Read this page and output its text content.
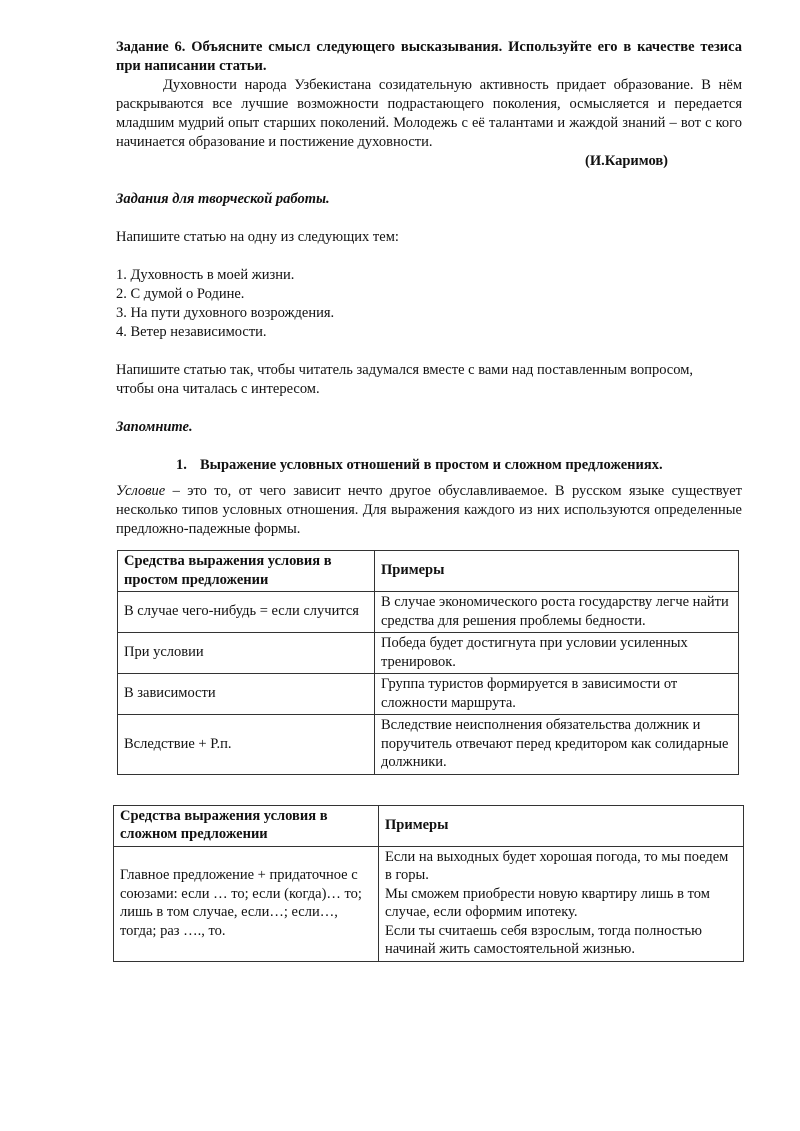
Задание 6. Объясните смысл следующего высказывания. Используйте его в качестве тезиса при написании статьи.

Духовности народа Узбекистана созидательную активность придает образование. В нём раскрываются все лучшие возможности подрастающего поколения, осмысляется и передается младшим мудрий опыт старших поколений. Молодежь с её талантами и жаждой знаний – вот с кого начинается образование и постижение духовности.

(И.Каримов)

Задания для творческой работы.

Напишите статью на одну из следующих тем:

1. Духовность в моей жизни.

2. С думой о Родине.

3. На пути духовного возрождения.

4. Ветер независимости.

Напишите статью так, чтобы читатель задумался вместе с вами над поставленным вопросом, чтобы она читалась с интересом.

Запомните.

1. Выражение условных отношений в простом и сложном предложениях.

Условие – это то, от чего зависит нечто другое обуславливаемое. В русском языке существует несколько типов условных отношения. Для выражения каждого из них используются определенные предложно-падежные формы.

Средства выражения условия в простом предложении	Примеры
В случае чего-нибудь = если случится	В случае экономического роста государству легче найти средства для решения проблемы бедности.
При условии	Победа будет достигнута при условии усиленных тренировок.
В зависимости	Группа туристов формируется в зависимости от сложности маршрута.
Вследствие + Р.п.	Вследствие неисполнения обязательства должник и поручитель отвечают перед кредитором как солидарные должники.
Средства выражения условия в сложном предложении	Примеры
Главное предложение + придаточное с союзами: если … то; если (когда)… то; лишь в том случае, если…; если…, тогда; раз …., то.	Если на выходных будет хорошая погода, то мы поедем в горы.
Мы сможем приобрести новую квартиру лишь в том случае, если оформим ипотеку.
Если ты считаешь себя взрослым, тогда полностью начинай жить самостоятельной жизнью.
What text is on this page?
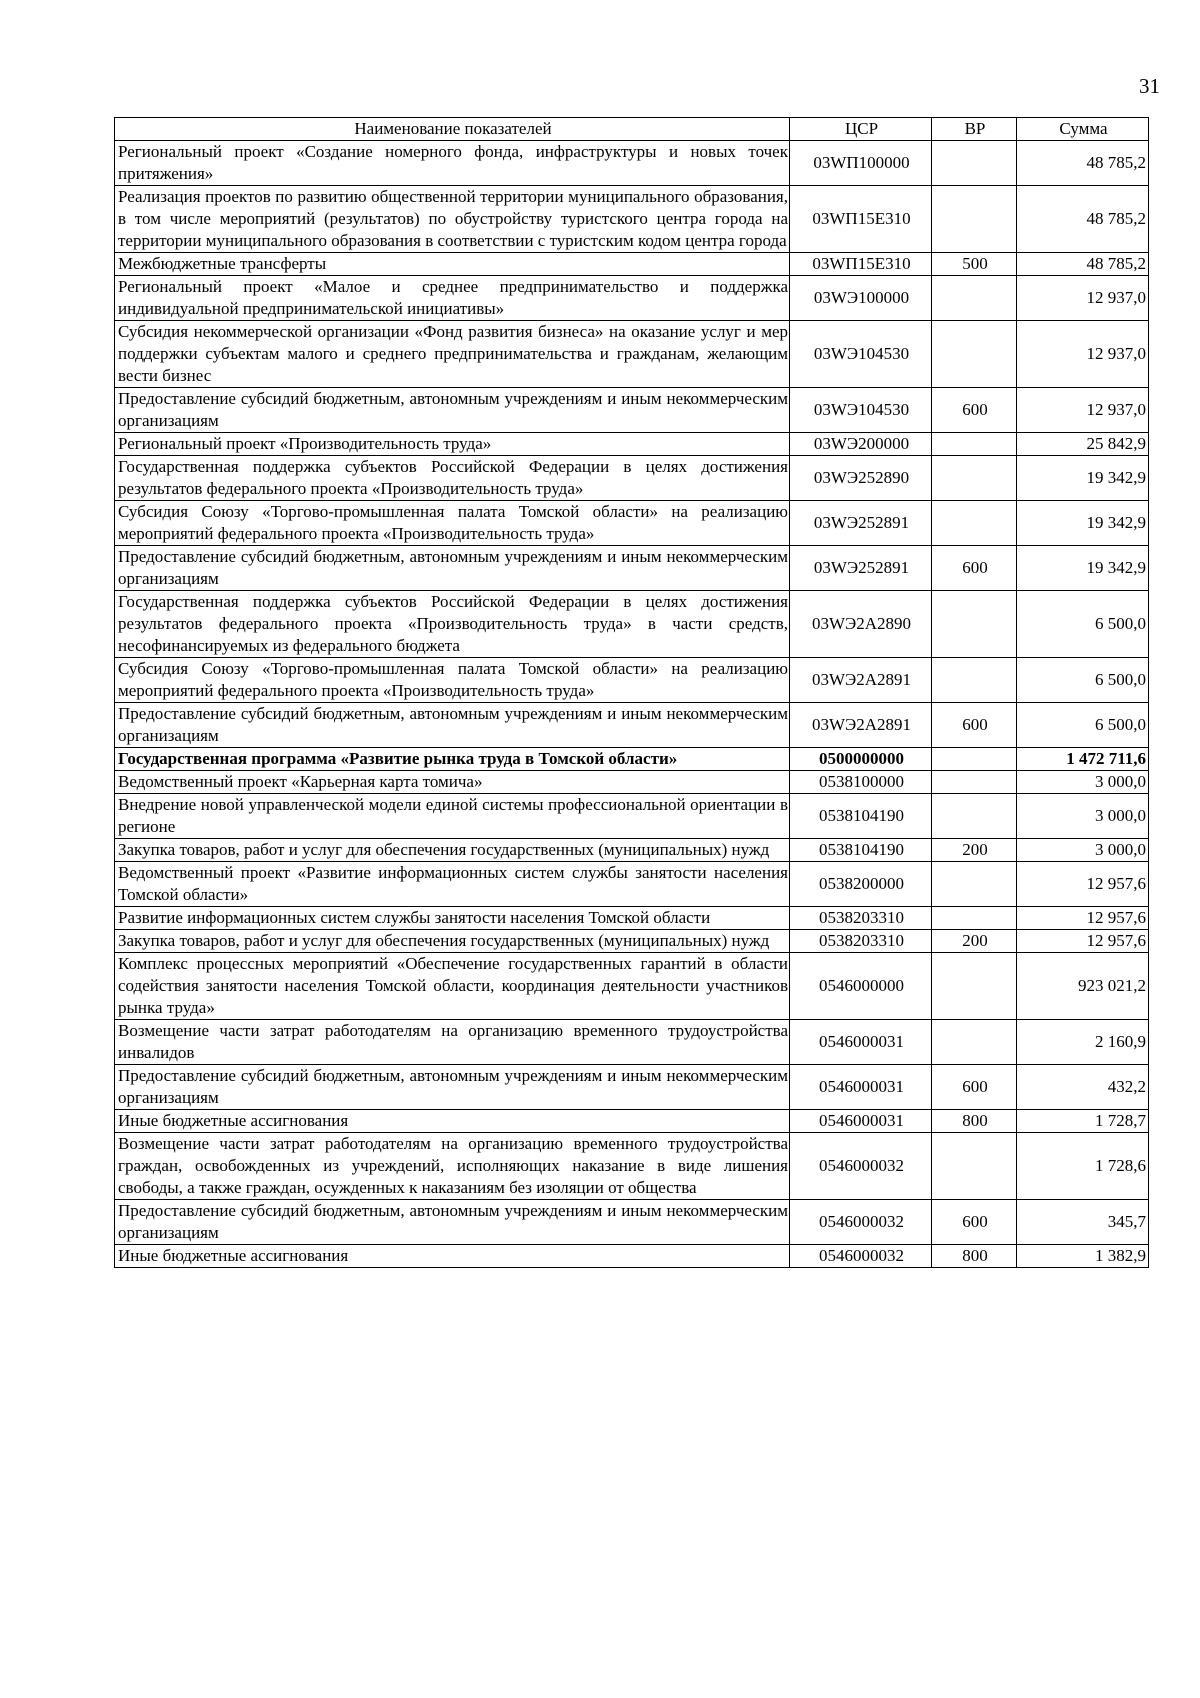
31
Наименование показателей	ЦСР	ВР	Сумма
Региональный проект «Создание номерного фонда, инфраструктуры и новых точек притяжения»	03WП100000		48 785,2
Реализация проектов по развитию общественной территории муниципального образования, в том числе мероприятий (результатов) по обустройству туристского центра города на территории муниципального образования в соответствии с туристским кодом центра города	03WП15Е310		48 785,2
Межбюджетные трансферты	03WП15Е310	500	48 785,2
Региональный проект «Малое и среднее предпринимательство и поддержка индивидуальной предпринимательской инициативы»	03WЭ100000		12 937,0
Субсидия некоммерческой организации «Фонд развития бизнеса» на оказание услуг и мер поддержки субъектам малого и среднего предпринимательства и гражданам, желающим вести бизнес	03WЭ104530		12 937,0
Предоставление субсидий бюджетным, автономным учреждениям и иным некоммерческим организациям	03WЭ104530	600	12 937,0
Региональный проект «Производительность труда»	03WЭ200000		25 842,9
Государственная поддержка субъектов Российской Федерации в целях достижения результатов федерального проекта «Производительность труда»	03WЭ252890		19 342,9
Субсидия Союзу «Торгово-промышленная палата Томской области» на реализацию мероприятий федерального проекта «Производительность труда»	03WЭ252891		19 342,9
Предоставление субсидий бюджетным, автономным учреждениям и иным некоммерческим организациям	03WЭ252891	600	19 342,9
Государственная поддержка субъектов Российской Федерации в целях достижения результатов федерального проекта «Производительность труда» в части средств, несофинансируемых из федерального бюджета	03WЭ2А2890		6 500,0
Субсидия Союзу «Торгово-промышленная палата Томской области» на реализацию мероприятий федерального проекта «Производительность труда»	03WЭ2А2891		6 500,0
Предоставление субсидий бюджетным, автономным учреждениям и иным некоммерческим организациям	03WЭ2А2891	600	6 500,0
Государственная программа «Развитие рынка труда в Томской области»	0500000000		1 472 711,6
Ведомственный проект «Карьерная карта томича»	0538100000		3 000,0
Внедрение новой управленческой модели единой системы профессиональной ориентации в регионе	0538104190		3 000,0
Закупка товаров, работ и услуг для обеспечения государственных (муниципальных) нужд	0538104190	200	3 000,0
Ведомственный проект «Развитие информационных систем службы занятости населения Томской области»	0538200000		12 957,6
Развитие информационных систем службы занятости населения Томской области	0538203310		12 957,6
Закупка товаров, работ и услуг для обеспечения государственных (муниципальных) нужд	0538203310	200	12 957,6
Комплекс процессных мероприятий «Обеспечение государственных гарантий в области содействия занятости населения Томской области, координация деятельности участников рынка труда»	0546000000		923 021,2
Возмещение части затрат работодателям на организацию временного трудоустройства инвалидов	0546000031		2 160,9
Предоставление субсидий бюджетным, автономным учреждениям и иным некоммерческим организациям	0546000031	600	432,2
Иные бюджетные ассигнования	0546000031	800	1 728,7
Возмещение части затрат работодателям на организацию временного трудоустройства граждан, освобожденных из учреждений, исполняющих наказание в виде лишения свободы, а также граждан, осужденных к наказаниям без изоляции от общества	0546000032		1 728,6
Предоставление субсидий бюджетным, автономным учреждениям и иным некоммерческим организациям	0546000032	600	345,7
Иные бюджетные ассигнования	0546000032	800	1 382,9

..............................

## WRITTEN TASK
Reproduce all of the material above word for word. Omit the pictures.

## EXPECTED OUTPUT
Read this page and output its text content.
Задание 6. Объясните смысл следующего высказывания. Используйте его в качестве тезиса при написании статьи.

Духовности народа Узбекистана созидательную активность придает образование. В нём раскрываются все лучшие возможности подрастающего поколения, осмысляется и передается младшим мудрий опыт старших поколений. Молодежь с её талантами и жаждой знаний – вот с кого начинается образование и постижение духовности.

(И.Каримов)

Задания для творческой работы.

Напишите статью на одну из следующих тем:

1. Духовность в моей жизни.

2. С думой о Родине.

3. На пути духовного возрождения.

4. Ветер независимости.

Напишите статью так, чтобы читатель задумался вместе с вами над поставленным вопросом, чтобы она читалась с интересом.

Запомните.

1. Выражение условных отношений в простом и сложном предложениях.

Условие – это то, от чего зависит нечто другое обуславливаемое. В русском языке существует несколько типов условных отношения. Для выражения каждого из них используются определенные предложно-падежные формы.

Средства выражения условия в простом предложении	Примеры
В случае чего-нибудь = если случится	В случае экономического роста государству легче найти средства для решения проблемы бедности.
При условии	Победа будет достигнута при условии усиленных тренировок.
В зависимости	Группа туристов формируется в зависимости от сложности маршрута.
Вследствие + Р.п.	Вследствие неисполнения обязательства должник и поручитель отвечают перед кредитором как солидарные должники.
Средства выражения условия в сложном предложении	Примеры
Главное предложение + придаточное с союзами: если … то; если (когда)… то; лишь в том случае, если…; если…, тогда; раз …., то.	Если на выходных будет хорошая погода, то мы поедем в горы.
Мы сможем приобрести новую квартиру лишь в том случае, если оформим ипотеку.
Если ты считаешь себя взрослым, тогда полностью начинай жить самостоятельной жизнью.
What text is on this page?
31
Наименование показателей	ЦСР	ВР	Сумма
Региональный проект «Создание номерного фонда, инфраструктуры и новых точек притяжения»	03WП100000		48 785,2
Реализация проектов по развитию общественной территории муниципального образования, в том числе мероприятий (результатов) по обустройству туристского центра города на территории муниципального образования в соответствии с туристским кодом центра города	03WП15Е310		48 785,2
Межбюджетные трансферты	03WП15Е310	500	48 785,2
Региональный проект «Малое и среднее предпринимательство и поддержка индивидуальной предпринимательской инициативы»	03WЭ100000		12 937,0
Субсидия некоммерческой организации «Фонд развития бизнеса» на оказание услуг и мер поддержки субъектам малого и среднего предпринимательства и гражданам, желающим вести бизнес	03WЭ104530		12 937,0
Предоставление субсидий бюджетным, автономным учреждениям и иным некоммерческим организациям	03WЭ104530	600	12 937,0
Региональный проект «Производительность труда»	03WЭ200000		25 842,9
Государственная поддержка субъектов Российской Федерации в целях достижения результатов федерального проекта «Производительность труда»	03WЭ252890		19 342,9
Субсидия Союзу «Торгово-промышленная палата Томской области» на реализацию мероприятий федерального проекта «Производительность труда»	03WЭ252891		19 342,9
Предоставление субсидий бюджетным, автономным учреждениям и иным некоммерческим организациям	03WЭ252891	600	19 342,9
Государственная поддержка субъектов Российской Федерации в целях достижения результатов федерального проекта «Производительность труда» в части средств, несофинансируемых из федерального бюджета	03WЭ2А2890		6 500,0
Субсидия Союзу «Торгово-промышленная палата Томской области» на реализацию мероприятий федерального проекта «Производительность труда»	03WЭ2А2891		6 500,0
Предоставление субсидий бюджетным, автономным учреждениям и иным некоммерческим организациям	03WЭ2А2891	600	6 500,0
Государственная программа «Развитие рынка труда в Томской области»	0500000000		1 472 711,6
Ведомственный проект «Карьерная карта томича»	0538100000		3 000,0
Внедрение новой управленческой модели единой системы профессиональной ориентации в регионе	0538104190		3 000,0
Закупка товаров, работ и услуг для обеспечения государственных (муниципальных) нужд	0538104190	200	3 000,0
Ведомственный проект «Развитие информационных систем службы занятости населения Томской области»	0538200000		12 957,6
Развитие информационных систем службы занятости населения Томской области	0538203310		12 957,6
Закупка товаров, работ и услуг для обеспечения государственных (муниципальных) нужд	0538203310	200	12 957,6
Комплекс процессных мероприятий «Обеспечение государственных гарантий в области содействия занятости населения Томской области, координация деятельности участников рынка труда»	0546000000		923 021,2
Возмещение части затрат работодателям на организацию временного трудоустройства инвалидов	0546000031		2 160,9
Предоставление субсидий бюджетным, автономным учреждениям и иным некоммерческим организациям	0546000031	600	432,2
Иные бюджетные ассигнования	0546000031	800	1 728,7
Возмещение части затрат работодателям на организацию временного трудоустройства граждан, освобожденных из учреждений, исполняющих наказание в виде лишения свободы, а также граждан, осужденных к наказаниям без изоляции от общества	0546000032		1 728,6
Предоставление субсидий бюджетным, автономным учреждениям и иным некоммерческим организациям	0546000032	600	345,7
Иные бюджетные ассигнования	0546000032	800	1 382,9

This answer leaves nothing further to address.